WHAT IS EXPECTED
Repeat all of the records verbatim.

[Data extracted from a collection]
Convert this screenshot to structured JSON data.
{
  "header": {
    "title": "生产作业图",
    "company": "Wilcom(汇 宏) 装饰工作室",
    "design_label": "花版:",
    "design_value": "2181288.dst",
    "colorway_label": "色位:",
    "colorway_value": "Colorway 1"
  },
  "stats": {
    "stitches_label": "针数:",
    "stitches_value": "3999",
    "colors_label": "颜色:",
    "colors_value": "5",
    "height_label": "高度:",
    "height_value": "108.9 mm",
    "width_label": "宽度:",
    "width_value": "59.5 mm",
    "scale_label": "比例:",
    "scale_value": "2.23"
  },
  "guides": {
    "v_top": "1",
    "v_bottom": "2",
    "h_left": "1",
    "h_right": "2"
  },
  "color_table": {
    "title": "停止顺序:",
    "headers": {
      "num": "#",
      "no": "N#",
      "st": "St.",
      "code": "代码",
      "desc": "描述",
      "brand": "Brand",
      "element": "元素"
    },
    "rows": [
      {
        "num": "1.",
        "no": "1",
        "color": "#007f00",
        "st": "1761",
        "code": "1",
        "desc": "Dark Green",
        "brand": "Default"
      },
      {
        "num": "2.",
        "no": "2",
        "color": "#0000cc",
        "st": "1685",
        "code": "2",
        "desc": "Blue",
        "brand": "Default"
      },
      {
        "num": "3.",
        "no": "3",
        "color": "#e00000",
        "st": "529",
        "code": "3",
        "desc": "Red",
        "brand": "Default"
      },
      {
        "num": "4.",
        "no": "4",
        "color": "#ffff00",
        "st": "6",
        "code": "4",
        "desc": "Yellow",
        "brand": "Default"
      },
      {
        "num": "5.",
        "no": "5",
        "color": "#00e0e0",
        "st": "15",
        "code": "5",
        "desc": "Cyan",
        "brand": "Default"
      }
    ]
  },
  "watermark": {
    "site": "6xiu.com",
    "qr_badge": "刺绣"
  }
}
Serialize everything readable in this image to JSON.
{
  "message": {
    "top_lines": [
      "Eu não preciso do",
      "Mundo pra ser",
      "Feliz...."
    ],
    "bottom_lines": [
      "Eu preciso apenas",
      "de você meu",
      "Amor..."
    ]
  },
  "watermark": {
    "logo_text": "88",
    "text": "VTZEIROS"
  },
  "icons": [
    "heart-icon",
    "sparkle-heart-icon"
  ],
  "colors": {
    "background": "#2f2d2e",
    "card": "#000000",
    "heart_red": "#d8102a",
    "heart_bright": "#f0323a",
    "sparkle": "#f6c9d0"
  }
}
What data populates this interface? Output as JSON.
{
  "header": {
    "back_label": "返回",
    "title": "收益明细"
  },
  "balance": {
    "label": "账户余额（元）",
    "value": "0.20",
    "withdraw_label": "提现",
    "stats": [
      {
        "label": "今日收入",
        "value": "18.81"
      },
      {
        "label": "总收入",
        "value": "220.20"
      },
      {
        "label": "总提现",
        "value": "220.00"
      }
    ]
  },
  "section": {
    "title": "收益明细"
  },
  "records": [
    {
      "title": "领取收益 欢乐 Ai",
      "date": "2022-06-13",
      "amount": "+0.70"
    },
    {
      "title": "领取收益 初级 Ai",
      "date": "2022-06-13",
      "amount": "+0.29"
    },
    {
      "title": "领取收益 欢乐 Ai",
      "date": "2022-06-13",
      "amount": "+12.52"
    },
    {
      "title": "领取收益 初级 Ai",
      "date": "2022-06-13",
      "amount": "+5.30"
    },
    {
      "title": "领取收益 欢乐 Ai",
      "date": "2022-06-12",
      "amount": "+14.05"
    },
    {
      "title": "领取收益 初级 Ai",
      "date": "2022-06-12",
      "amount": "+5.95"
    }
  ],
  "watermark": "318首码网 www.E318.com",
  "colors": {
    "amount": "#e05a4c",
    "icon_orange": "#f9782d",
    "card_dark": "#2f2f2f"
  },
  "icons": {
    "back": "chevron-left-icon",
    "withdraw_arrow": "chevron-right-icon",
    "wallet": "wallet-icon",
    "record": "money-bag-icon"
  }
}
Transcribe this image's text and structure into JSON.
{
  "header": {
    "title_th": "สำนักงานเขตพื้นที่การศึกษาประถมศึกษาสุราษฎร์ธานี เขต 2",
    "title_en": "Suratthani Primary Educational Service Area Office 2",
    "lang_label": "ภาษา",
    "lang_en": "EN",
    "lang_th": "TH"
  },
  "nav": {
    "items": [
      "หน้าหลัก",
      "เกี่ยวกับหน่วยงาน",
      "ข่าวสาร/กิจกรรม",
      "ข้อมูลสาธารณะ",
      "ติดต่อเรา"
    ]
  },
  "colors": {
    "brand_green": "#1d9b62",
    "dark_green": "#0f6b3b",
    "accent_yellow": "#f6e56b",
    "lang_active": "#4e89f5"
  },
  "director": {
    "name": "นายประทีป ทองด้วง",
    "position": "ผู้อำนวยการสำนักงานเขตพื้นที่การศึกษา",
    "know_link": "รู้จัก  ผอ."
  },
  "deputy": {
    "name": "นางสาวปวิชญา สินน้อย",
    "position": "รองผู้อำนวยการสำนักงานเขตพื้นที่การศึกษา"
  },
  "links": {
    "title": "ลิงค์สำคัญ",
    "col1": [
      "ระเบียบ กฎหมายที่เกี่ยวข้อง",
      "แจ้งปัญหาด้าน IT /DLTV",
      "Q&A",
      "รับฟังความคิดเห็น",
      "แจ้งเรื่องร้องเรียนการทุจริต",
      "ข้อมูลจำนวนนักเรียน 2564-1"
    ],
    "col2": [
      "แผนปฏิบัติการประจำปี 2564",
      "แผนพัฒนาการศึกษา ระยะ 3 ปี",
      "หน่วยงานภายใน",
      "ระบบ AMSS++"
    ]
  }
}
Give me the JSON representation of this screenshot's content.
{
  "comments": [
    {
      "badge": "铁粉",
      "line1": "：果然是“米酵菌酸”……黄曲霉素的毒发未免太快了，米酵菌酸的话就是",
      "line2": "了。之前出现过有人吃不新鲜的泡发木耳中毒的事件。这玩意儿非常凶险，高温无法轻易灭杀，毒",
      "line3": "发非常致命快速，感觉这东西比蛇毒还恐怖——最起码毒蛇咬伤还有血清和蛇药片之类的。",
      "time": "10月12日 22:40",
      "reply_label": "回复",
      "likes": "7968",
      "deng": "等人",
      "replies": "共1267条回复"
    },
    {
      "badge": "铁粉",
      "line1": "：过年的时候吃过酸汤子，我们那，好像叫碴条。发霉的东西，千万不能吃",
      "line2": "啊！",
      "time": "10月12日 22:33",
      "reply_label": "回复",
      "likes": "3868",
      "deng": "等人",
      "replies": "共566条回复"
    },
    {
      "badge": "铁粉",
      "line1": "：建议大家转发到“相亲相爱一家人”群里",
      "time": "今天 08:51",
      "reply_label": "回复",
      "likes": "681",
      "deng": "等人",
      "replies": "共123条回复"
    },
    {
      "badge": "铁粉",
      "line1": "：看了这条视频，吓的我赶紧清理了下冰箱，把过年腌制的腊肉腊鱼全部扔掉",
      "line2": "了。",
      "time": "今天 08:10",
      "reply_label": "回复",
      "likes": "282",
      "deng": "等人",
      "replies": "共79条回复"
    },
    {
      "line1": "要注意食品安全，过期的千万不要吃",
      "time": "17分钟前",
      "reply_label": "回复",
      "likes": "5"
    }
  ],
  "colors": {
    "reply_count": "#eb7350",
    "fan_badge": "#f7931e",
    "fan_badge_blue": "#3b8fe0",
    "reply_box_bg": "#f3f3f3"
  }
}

FINISHED EXERCISE
Convert this screenshot to structured JSON data.
{
  "header": {
    "title": "生产作业图",
    "company": "Wilcom(汇 宏) 装饰工作室",
    "design_label": "花版:",
    "design_value": "2181288.dst",
    "colorway_label": "色位:",
    "colorway_value": "Colorway 1"
  },
  "stats": {
    "stitches_label": "针数:",
    "stitches_value": "3999",
    "colors_label": "颜色:",
    "colors_value": "5",
    "height_label": "高度:",
    "height_value": "108.9 mm",
    "width_label": "宽度:",
    "width_value": "59.5 mm",
    "scale_label": "比例:",
    "scale_value": "2.23"
  },
  "guides": {
    "v_top": "1",
    "v_bottom": "2",
    "h_left": "1",
    "h_right": "2"
  },
  "color_table": {
    "title": "停止顺序:",
    "headers": {
      "num": "#",
      "no": "N#",
      "st": "St.",
      "code": "代码",
      "desc": "描述",
      "brand": "Brand",
      "element": "元素"
    },
    "rows": [
      {
        "num": "1.",
        "no": "1",
        "color": "#007f00",
        "st": "1761",
        "code": "1",
        "desc": "Dark Green",
        "brand": "Default"
      },
      {
        "num": "2.",
        "no": "2",
        "color": "#0000cc",
        "st": "1685",
        "code": "2",
        "desc": "Blue",
        "brand": "Default"
      },
      {
        "num": "3.",
        "no": "3",
        "color": "#e00000",
        "st": "529",
        "code": "3",
        "desc": "Red",
        "brand": "Default"
      },
      {
        "num": "4.",
        "no": "4",
        "color": "#ffff00",
        "st": "6",
        "code": "4",
        "desc": "Yellow",
        "brand": "Default"
      },
      {
        "num": "5.",
        "no": "5",
        "color": "#00e0e0",
        "st": "15",
        "code": "5",
        "desc": "Cyan",
        "brand": "Default"
      }
    ]
  },
  "watermark": {
    "site": "6xiu.com",
    "qr_badge": "刺绣"
  }
}
Serialize everything readable in this image to JSON.
{
  "message": {
    "top_lines": [
      "Eu não preciso do",
      "Mundo pra ser",
      "Feliz...."
    ],
    "bottom_lines": [
      "Eu preciso apenas",
      "de você meu",
      "Amor..."
    ]
  },
  "watermark": {
    "logo_text": "88",
    "text": "VTZEIROS"
  },
  "icons": [
    "heart-icon",
    "sparkle-heart-icon"
  ],
  "colors": {
    "background": "#2f2d2e",
    "card": "#000000",
    "heart_red": "#d8102a",
    "heart_bright": "#f0323a",
    "sparkle": "#f6c9d0"
  }
}
What data populates this interface? Output as JSON.
{
  "header": {
    "back_label": "返回",
    "title": "收益明细"
  },
  "balance": {
    "label": "账户余额（元）",
    "value": "0.20",
    "withdraw_label": "提现",
    "stats": [
      {
        "label": "今日收入",
        "value": "18.81"
      },
      {
        "label": "总收入",
        "value": "220.20"
      },
      {
        "label": "总提现",
        "value": "220.00"
      }
    ]
  },
  "section": {
    "title": "收益明细"
  },
  "records": [
    {
      "title": "领取收益 欢乐 Ai",
      "date": "2022-06-13",
      "amount": "+0.70"
    },
    {
      "title": "领取收益 初级 Ai",
      "date": "2022-06-13",
      "amount": "+0.29"
    },
    {
      "title": "领取收益 欢乐 Ai",
      "date": "2022-06-13",
      "amount": "+12.52"
    },
    {
      "title": "领取收益 初级 Ai",
      "date": "2022-06-13",
      "amount": "+5.30"
    },
    {
      "title": "领取收益 欢乐 Ai",
      "date": "2022-06-12",
      "amount": "+14.05"
    },
    {
      "title": "领取收益 初级 Ai",
      "date": "2022-06-12",
      "amount": "+5.95"
    }
  ],
  "watermark": "318首码网 www.E318.com",
  "colors": {
    "amount": "#e05a4c",
    "icon_orange": "#f9782d",
    "card_dark": "#2f2f2f"
  },
  "icons": {
    "back": "chevron-left-icon",
    "withdraw_arrow": "chevron-right-icon",
    "wallet": "wallet-icon",
    "record": "money-bag-icon"
  }
}
Transcribe this image's text and structure into JSON.
{
  "header": {
    "title_th": "สำนักงานเขตพื้นที่การศึกษาประถมศึกษาสุราษฎร์ธานี เขต 2",
    "title_en": "Suratthani Primary Educational Service Area Office 2",
    "lang_label": "ภาษา",
    "lang_en": "EN",
    "lang_th": "TH"
  },
  "nav": {
    "items": [
      "หน้าหลัก",
      "เกี่ยวกับหน่วยงาน",
      "ข่าวสาร/กิจกรรม",
      "ข้อมูลสาธารณะ",
      "ติดต่อเรา"
    ]
  },
  "colors": {
    "brand_green": "#1d9b62",
    "dark_green": "#0f6b3b",
    "accent_yellow": "#f6e56b",
    "lang_active": "#4e89f5"
  },
  "director": {
    "name": "นายประทีป ทองด้วง",
    "position": "ผู้อำนวยการสำนักงานเขตพื้นที่การศึกษา",
    "know_link": "รู้จัก  ผอ."
  },
  "deputy": {
    "name": "นางสาวปวิชญา สินน้อย",
    "position": "รองผู้อำนวยการสำนักงานเขตพื้นที่การศึกษา"
  },
  "links": {
    "title": "ลิงค์สำคัญ",
    "col1": [
      "ระเบียบ กฎหมายที่เกี่ยวข้อง",
      "แจ้งปัญหาด้าน IT /DLTV",
      "Q&A",
      "รับฟังความคิดเห็น",
      "แจ้งเรื่องร้องเรียนการทุจริต",
      "ข้อมูลจำนวนนักเรียน 2564-1"
    ],
    "col2": [
      "แผนปฏิบัติการประจำปี 2564",
      "แผนพัฒนาการศึกษา ระยะ 3 ปี",
      "หน่วยงานภายใน",
      "ระบบ AMSS++"
    ]
  }
}
Give me the JSON representation of this screenshot's content.
{
  "comments": [
    {
      "badge": "铁粉",
      "line1": "：果然是“米酵菌酸”……黄曲霉素的毒发未免太快了，米酵菌酸的话就是",
      "line2": "了。之前出现过有人吃不新鲜的泡发木耳中毒的事件。这玩意儿非常凶险，高温无法轻易灭杀，毒",
      "line3": "发非常致命快速，感觉这东西比蛇毒还恐怖——最起码毒蛇咬伤还有血清和蛇药片之类的。",
      "time": "10月12日 22:40",
      "reply_label": "回复",
      "likes": "7968",
      "deng": "等人",
      "replies": "共1267条回复"
    },
    {
      "badge": "铁粉",
      "line1": "：过年的时候吃过酸汤子，我们那，好像叫碴条。发霉的东西，千万不能吃",
      "line2": "啊！",
      "time": "10月12日 22:33",
      "reply_label": "回复",
      "likes": "3868",
      "deng": "等人",
      "replies": "共566条回复"
    },
    {
      "badge": "铁粉",
      "line1": "：建议大家转发到“相亲相爱一家人”群里",
      "time": "今天 08:51",
      "reply_label": "回复",
      "likes": "681",
      "deng": "等人",
      "replies": "共123条回复"
    },
    {
      "badge": "铁粉",
      "line1": "：看了这条视频，吓的我赶紧清理了下冰箱，把过年腌制的腊肉腊鱼全部扔掉",
      "line2": "了。",
      "time": "今天 08:10",
      "reply_label": "回复",
      "likes": "282",
      "deng": "等人",
      "replies": "共79条回复"
    },
    {
      "line1": "要注意食品安全，过期的千万不要吃",
      "time": "17分钟前",
      "reply_label": "回复",
      "likes": "5"
    }
  ],
  "colors": {
    "reply_count": "#eb7350",
    "fan_badge": "#f7931e",
    "fan_badge_blue": "#3b8fe0",
    "reply_box_bg": "#f3f3f3"
  }
}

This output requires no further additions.